═══ EXTRACTED DATA ═══
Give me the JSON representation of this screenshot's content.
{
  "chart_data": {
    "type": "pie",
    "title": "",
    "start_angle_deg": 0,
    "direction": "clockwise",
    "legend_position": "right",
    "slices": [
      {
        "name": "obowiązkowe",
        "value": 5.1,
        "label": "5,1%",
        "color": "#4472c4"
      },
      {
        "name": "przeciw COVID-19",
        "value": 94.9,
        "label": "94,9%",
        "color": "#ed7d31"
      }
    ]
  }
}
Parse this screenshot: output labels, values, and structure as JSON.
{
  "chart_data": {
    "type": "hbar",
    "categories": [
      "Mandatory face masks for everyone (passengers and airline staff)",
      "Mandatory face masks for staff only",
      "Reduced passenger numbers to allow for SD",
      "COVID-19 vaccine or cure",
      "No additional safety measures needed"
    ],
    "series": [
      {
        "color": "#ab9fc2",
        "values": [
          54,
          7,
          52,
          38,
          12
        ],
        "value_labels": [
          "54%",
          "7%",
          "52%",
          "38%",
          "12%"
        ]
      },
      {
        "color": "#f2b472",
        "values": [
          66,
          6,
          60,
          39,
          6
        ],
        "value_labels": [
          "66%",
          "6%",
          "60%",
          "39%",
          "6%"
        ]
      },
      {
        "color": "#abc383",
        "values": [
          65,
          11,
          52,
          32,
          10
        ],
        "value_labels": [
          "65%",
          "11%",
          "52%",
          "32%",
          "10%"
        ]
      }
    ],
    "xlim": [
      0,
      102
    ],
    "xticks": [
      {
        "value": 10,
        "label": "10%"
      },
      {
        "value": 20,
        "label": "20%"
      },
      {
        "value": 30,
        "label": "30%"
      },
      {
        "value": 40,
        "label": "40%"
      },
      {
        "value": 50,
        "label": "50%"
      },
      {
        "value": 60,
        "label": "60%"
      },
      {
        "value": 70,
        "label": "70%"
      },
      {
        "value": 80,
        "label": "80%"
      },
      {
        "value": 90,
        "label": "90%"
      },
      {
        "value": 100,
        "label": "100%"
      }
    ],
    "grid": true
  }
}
═══
TASK REQUIREMENTS: Repeat each of the entries above precisely as given.

TASK RESULT:
Give me the JSON representation of this screenshot's content.
{
  "chart_data": {
    "type": "pie",
    "title": "",
    "start_angle_deg": 0,
    "direction": "clockwise",
    "legend_position": "right",
    "slices": [
      {
        "name": "obowiązkowe",
        "value": 5.1,
        "label": "5,1%",
        "color": "#4472c4"
      },
      {
        "name": "przeciw COVID-19",
        "value": 94.9,
        "label": "94,9%",
        "color": "#ed7d31"
      }
    ]
  }
}
Parse this screenshot: output labels, values, and structure as JSON.
{
  "chart_data": {
    "type": "hbar",
    "categories": [
      "Mandatory face masks for everyone (passengers and airline staff)",
      "Mandatory face masks for staff only",
      "Reduced passenger numbers to allow for SD",
      "COVID-19 vaccine or cure",
      "No additional safety measures needed"
    ],
    "series": [
      {
        "color": "#ab9fc2",
        "values": [
          54,
          7,
          52,
          38,
          12
        ],
        "value_labels": [
          "54%",
          "7%",
          "52%",
          "38%",
          "12%"
        ]
      },
      {
        "color": "#f2b472",
        "values": [
          66,
          6,
          60,
          39,
          6
        ],
        "value_labels": [
          "66%",
          "6%",
          "60%",
          "39%",
          "6%"
        ]
      },
      {
        "color": "#abc383",
        "values": [
          65,
          11,
          52,
          32,
          10
        ],
        "value_labels": [
          "65%",
          "11%",
          "52%",
          "32%",
          "10%"
        ]
      }
    ],
    "xlim": [
      0,
      102
    ],
    "xticks": [
      {
        "value": 10,
        "label": "10%"
      },
      {
        "value": 20,
        "label": "20%"
      },
      {
        "value": 30,
        "label": "30%"
      },
      {
        "value": 40,
        "label": "40%"
      },
      {
        "value": 50,
        "label": "50%"
      },
      {
        "value": 60,
        "label": "60%"
      },
      {
        "value": 70,
        "label": "70%"
      },
      {
        "value": 80,
        "label": "80%"
      },
      {
        "value": 90,
        "label": "90%"
      },
      {
        "value": 100,
        "label": "100%"
      }
    ],
    "grid": true
  }
}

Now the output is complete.